[start DATA LINES]

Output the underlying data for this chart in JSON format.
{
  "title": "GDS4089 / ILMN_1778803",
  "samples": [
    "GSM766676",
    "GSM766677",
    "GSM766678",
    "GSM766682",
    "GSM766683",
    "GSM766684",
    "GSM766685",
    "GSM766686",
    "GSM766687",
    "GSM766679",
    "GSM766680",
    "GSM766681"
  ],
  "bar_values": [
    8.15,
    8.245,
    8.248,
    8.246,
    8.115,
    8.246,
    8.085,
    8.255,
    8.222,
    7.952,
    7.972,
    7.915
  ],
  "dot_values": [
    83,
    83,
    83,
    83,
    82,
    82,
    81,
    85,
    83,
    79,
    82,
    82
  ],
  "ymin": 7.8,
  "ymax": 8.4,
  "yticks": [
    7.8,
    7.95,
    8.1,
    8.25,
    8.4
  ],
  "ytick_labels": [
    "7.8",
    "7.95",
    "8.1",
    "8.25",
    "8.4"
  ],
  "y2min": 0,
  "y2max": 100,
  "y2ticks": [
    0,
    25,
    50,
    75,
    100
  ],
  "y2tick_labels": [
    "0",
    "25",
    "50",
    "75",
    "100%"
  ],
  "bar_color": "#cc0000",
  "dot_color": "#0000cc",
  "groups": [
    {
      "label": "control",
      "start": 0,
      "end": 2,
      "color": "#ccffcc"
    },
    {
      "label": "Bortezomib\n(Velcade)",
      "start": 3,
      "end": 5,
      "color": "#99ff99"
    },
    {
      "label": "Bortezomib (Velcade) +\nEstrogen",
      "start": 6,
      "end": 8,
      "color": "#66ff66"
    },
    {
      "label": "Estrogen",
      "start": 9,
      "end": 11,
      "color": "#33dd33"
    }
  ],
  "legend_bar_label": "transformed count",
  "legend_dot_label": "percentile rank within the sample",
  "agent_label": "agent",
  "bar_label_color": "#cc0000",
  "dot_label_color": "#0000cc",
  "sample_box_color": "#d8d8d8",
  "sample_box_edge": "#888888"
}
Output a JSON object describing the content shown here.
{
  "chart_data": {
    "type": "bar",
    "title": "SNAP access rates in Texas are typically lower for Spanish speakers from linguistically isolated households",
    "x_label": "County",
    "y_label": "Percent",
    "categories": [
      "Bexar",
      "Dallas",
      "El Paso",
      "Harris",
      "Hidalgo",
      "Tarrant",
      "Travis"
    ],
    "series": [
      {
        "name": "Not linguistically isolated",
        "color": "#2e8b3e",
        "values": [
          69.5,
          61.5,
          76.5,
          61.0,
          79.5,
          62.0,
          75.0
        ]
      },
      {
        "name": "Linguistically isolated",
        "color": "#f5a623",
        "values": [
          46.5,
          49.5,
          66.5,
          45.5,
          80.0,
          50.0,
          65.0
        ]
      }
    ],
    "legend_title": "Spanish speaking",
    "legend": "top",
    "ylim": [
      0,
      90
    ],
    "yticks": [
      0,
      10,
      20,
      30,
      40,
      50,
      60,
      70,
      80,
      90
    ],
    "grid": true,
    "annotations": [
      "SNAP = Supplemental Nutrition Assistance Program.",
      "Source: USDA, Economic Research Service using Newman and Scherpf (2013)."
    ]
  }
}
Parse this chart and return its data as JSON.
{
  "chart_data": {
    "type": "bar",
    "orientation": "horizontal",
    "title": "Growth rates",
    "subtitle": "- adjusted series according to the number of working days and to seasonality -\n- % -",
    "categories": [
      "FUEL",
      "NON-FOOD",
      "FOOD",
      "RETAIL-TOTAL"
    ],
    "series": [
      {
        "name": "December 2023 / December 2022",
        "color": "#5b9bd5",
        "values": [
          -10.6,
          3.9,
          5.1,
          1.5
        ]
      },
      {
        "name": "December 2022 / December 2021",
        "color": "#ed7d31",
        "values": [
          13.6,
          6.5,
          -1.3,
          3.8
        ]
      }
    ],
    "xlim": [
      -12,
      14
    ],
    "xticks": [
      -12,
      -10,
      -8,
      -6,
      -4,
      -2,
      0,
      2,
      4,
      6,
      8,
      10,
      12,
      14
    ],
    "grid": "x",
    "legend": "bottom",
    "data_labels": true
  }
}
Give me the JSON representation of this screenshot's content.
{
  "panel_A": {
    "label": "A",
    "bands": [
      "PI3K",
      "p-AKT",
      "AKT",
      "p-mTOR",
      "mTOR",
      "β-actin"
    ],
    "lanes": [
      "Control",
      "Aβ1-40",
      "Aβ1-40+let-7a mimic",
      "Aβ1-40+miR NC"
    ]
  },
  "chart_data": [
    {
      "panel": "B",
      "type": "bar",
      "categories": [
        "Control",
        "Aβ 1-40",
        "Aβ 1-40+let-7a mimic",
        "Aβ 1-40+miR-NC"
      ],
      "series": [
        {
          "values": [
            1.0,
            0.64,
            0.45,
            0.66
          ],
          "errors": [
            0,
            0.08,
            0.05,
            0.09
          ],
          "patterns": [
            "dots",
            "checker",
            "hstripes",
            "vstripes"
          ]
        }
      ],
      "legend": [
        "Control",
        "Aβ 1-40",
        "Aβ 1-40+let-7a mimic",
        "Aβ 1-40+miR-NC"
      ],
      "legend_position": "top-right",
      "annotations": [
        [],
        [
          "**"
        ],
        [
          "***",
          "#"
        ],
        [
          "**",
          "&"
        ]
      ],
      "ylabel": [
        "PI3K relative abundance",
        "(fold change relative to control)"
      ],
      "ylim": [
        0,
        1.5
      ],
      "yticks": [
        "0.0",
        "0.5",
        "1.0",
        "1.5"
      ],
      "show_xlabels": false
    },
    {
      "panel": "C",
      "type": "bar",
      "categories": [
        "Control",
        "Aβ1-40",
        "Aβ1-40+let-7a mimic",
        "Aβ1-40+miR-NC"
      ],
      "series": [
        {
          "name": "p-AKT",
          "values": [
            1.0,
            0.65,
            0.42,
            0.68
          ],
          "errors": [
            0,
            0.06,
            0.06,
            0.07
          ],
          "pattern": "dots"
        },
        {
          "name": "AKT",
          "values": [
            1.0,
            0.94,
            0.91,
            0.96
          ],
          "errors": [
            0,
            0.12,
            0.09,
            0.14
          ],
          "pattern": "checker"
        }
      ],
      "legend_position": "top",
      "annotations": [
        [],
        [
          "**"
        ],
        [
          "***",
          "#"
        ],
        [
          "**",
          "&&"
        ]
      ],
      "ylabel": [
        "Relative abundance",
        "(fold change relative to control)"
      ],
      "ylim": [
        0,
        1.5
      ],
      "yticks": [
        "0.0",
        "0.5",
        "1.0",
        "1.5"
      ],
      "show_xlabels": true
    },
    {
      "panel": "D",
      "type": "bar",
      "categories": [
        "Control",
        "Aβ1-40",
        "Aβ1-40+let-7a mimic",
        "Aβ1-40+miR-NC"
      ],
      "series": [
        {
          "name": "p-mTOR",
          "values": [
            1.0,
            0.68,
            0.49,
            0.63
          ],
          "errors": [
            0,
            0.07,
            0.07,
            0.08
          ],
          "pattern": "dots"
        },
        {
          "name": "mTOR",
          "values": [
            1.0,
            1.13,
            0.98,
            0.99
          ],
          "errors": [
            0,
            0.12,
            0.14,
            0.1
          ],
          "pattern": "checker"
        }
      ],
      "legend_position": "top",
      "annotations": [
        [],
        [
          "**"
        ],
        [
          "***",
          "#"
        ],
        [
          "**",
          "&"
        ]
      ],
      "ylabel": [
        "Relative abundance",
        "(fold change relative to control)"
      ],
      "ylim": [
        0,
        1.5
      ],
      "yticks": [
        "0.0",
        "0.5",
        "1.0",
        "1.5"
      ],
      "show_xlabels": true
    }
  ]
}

[end DATA LINES]

• EXERCISE INSTRUCTIONS
Write out every entry again exactly, please, with nothing missing.

• FINAL RESULT
Output the underlying data for this chart in JSON format.
{
  "title": "GDS4089 / ILMN_1778803",
  "samples": [
    "GSM766676",
    "GSM766677",
    "GSM766678",
    "GSM766682",
    "GSM766683",
    "GSM766684",
    "GSM766685",
    "GSM766686",
    "GSM766687",
    "GSM766679",
    "GSM766680",
    "GSM766681"
  ],
  "bar_values": [
    8.15,
    8.245,
    8.248,
    8.246,
    8.115,
    8.246,
    8.085,
    8.255,
    8.222,
    7.952,
    7.972,
    7.915
  ],
  "dot_values": [
    83,
    83,
    83,
    83,
    82,
    82,
    81,
    85,
    83,
    79,
    82,
    82
  ],
  "ymin": 7.8,
  "ymax": 8.4,
  "yticks": [
    7.8,
    7.95,
    8.1,
    8.25,
    8.4
  ],
  "ytick_labels": [
    "7.8",
    "7.95",
    "8.1",
    "8.25",
    "8.4"
  ],
  "y2min": 0,
  "y2max": 100,
  "y2ticks": [
    0,
    25,
    50,
    75,
    100
  ],
  "y2tick_labels": [
    "0",
    "25",
    "50",
    "75",
    "100%"
  ],
  "bar_color": "#cc0000",
  "dot_color": "#0000cc",
  "groups": [
    {
      "label": "control",
      "start": 0,
      "end": 2,
      "color": "#ccffcc"
    },
    {
      "label": "Bortezomib\n(Velcade)",
      "start": 3,
      "end": 5,
      "color": "#99ff99"
    },
    {
      "label": "Bortezomib (Velcade) +\nEstrogen",
      "start": 6,
      "end": 8,
      "color": "#66ff66"
    },
    {
      "label": "Estrogen",
      "start": 9,
      "end": 11,
      "color": "#33dd33"
    }
  ],
  "legend_bar_label": "transformed count",
  "legend_dot_label": "percentile rank within the sample",
  "agent_label": "agent",
  "bar_label_color": "#cc0000",
  "dot_label_color": "#0000cc",
  "sample_box_color": "#d8d8d8",
  "sample_box_edge": "#888888"
}
Output a JSON object describing the content shown here.
{
  "chart_data": {
    "type": "bar",
    "title": "SNAP access rates in Texas are typically lower for Spanish speakers from linguistically isolated households",
    "x_label": "County",
    "y_label": "Percent",
    "categories": [
      "Bexar",
      "Dallas",
      "El Paso",
      "Harris",
      "Hidalgo",
      "Tarrant",
      "Travis"
    ],
    "series": [
      {
        "name": "Not linguistically isolated",
        "color": "#2e8b3e",
        "values": [
          69.5,
          61.5,
          76.5,
          61.0,
          79.5,
          62.0,
          75.0
        ]
      },
      {
        "name": "Linguistically isolated",
        "color": "#f5a623",
        "values": [
          46.5,
          49.5,
          66.5,
          45.5,
          80.0,
          50.0,
          65.0
        ]
      }
    ],
    "legend_title": "Spanish speaking",
    "legend": "top",
    "ylim": [
      0,
      90
    ],
    "yticks": [
      0,
      10,
      20,
      30,
      40,
      50,
      60,
      70,
      80,
      90
    ],
    "grid": true,
    "annotations": [
      "SNAP = Supplemental Nutrition Assistance Program.",
      "Source: USDA, Economic Research Service using Newman and Scherpf (2013)."
    ]
  }
}
Parse this chart and return its data as JSON.
{
  "chart_data": {
    "type": "bar",
    "orientation": "horizontal",
    "title": "Growth rates",
    "subtitle": "- adjusted series according to the number of working days and to seasonality -\n- % -",
    "categories": [
      "FUEL",
      "NON-FOOD",
      "FOOD",
      "RETAIL-TOTAL"
    ],
    "series": [
      {
        "name": "December 2023 / December 2022",
        "color": "#5b9bd5",
        "values": [
          -10.6,
          3.9,
          5.1,
          1.5
        ]
      },
      {
        "name": "December 2022 / December 2021",
        "color": "#ed7d31",
        "values": [
          13.6,
          6.5,
          -1.3,
          3.8
        ]
      }
    ],
    "xlim": [
      -12,
      14
    ],
    "xticks": [
      -12,
      -10,
      -8,
      -6,
      -4,
      -2,
      0,
      2,
      4,
      6,
      8,
      10,
      12,
      14
    ],
    "grid": "x",
    "legend": "bottom",
    "data_labels": true
  }
}
Give me the JSON representation of this screenshot's content.
{
  "panel_A": {
    "label": "A",
    "bands": [
      "PI3K",
      "p-AKT",
      "AKT",
      "p-mTOR",
      "mTOR",
      "β-actin"
    ],
    "lanes": [
      "Control",
      "Aβ1-40",
      "Aβ1-40+let-7a mimic",
      "Aβ1-40+miR NC"
    ]
  },
  "chart_data": [
    {
      "panel": "B",
      "type": "bar",
      "categories": [
        "Control",
        "Aβ 1-40",
        "Aβ 1-40+let-7a mimic",
        "Aβ 1-40+miR-NC"
      ],
      "series": [
        {
          "values": [
            1.0,
            0.64,
            0.45,
            0.66
          ],
          "errors": [
            0,
            0.08,
            0.05,
            0.09
          ],
          "patterns": [
            "dots",
            "checker",
            "hstripes",
            "vstripes"
          ]
        }
      ],
      "legend": [
        "Control",
        "Aβ 1-40",
        "Aβ 1-40+let-7a mimic",
        "Aβ 1-40+miR-NC"
      ],
      "legend_position": "top-right",
      "annotations": [
        [],
        [
          "**"
        ],
        [
          "***",
          "#"
        ],
        [
          "**",
          "&"
        ]
      ],
      "ylabel": [
        "PI3K relative abundance",
        "(fold change relative to control)"
      ],
      "ylim": [
        0,
        1.5
      ],
      "yticks": [
        "0.0",
        "0.5",
        "1.0",
        "1.5"
      ],
      "show_xlabels": false
    },
    {
      "panel": "C",
      "type": "bar",
      "categories": [
        "Control",
        "Aβ1-40",
        "Aβ1-40+let-7a mimic",
        "Aβ1-40+miR-NC"
      ],
      "series": [
        {
          "name": "p-AKT",
          "values": [
            1.0,
            0.65,
            0.42,
            0.68
          ],
          "errors": [
            0,
            0.06,
            0.06,
            0.07
          ],
          "pattern": "dots"
        },
        {
          "name": "AKT",
          "values": [
            1.0,
            0.94,
            0.91,
            0.96
          ],
          "errors": [
            0,
            0.12,
            0.09,
            0.14
          ],
          "pattern": "checker"
        }
      ],
      "legend_position": "top",
      "annotations": [
        [],
        [
          "**"
        ],
        [
          "***",
          "#"
        ],
        [
          "**",
          "&&"
        ]
      ],
      "ylabel": [
        "Relative abundance",
        "(fold change relative to control)"
      ],
      "ylim": [
        0,
        1.5
      ],
      "yticks": [
        "0.0",
        "0.5",
        "1.0",
        "1.5"
      ],
      "show_xlabels": true
    },
    {
      "panel": "D",
      "type": "bar",
      "categories": [
        "Control",
        "Aβ1-40",
        "Aβ1-40+let-7a mimic",
        "Aβ1-40+miR-NC"
      ],
      "series": [
        {
          "name": "p-mTOR",
          "values": [
            1.0,
            0.68,
            0.49,
            0.63
          ],
          "errors": [
            0,
            0.07,
            0.07,
            0.08
          ],
          "pattern": "dots"
        },
        {
          "name": "mTOR",
          "values": [
            1.0,
            1.13,
            0.98,
            0.99
          ],
          "errors": [
            0,
            0.12,
            0.14,
            0.1
          ],
          "pattern": "checker"
        }
      ],
      "legend_position": "top",
      "annotations": [
        [],
        [
          "**"
        ],
        [
          "***",
          "#"
        ],
        [
          "**",
          "&"
        ]
      ],
      "ylabel": [
        "Relative abundance",
        "(fold change relative to control)"
      ],
      "ylim": [
        0,
        1.5
      ],
      "yticks": [
        "0.0",
        "0.5",
        "1.0",
        "1.5"
      ],
      "show_xlabels": true
    }
  ]
}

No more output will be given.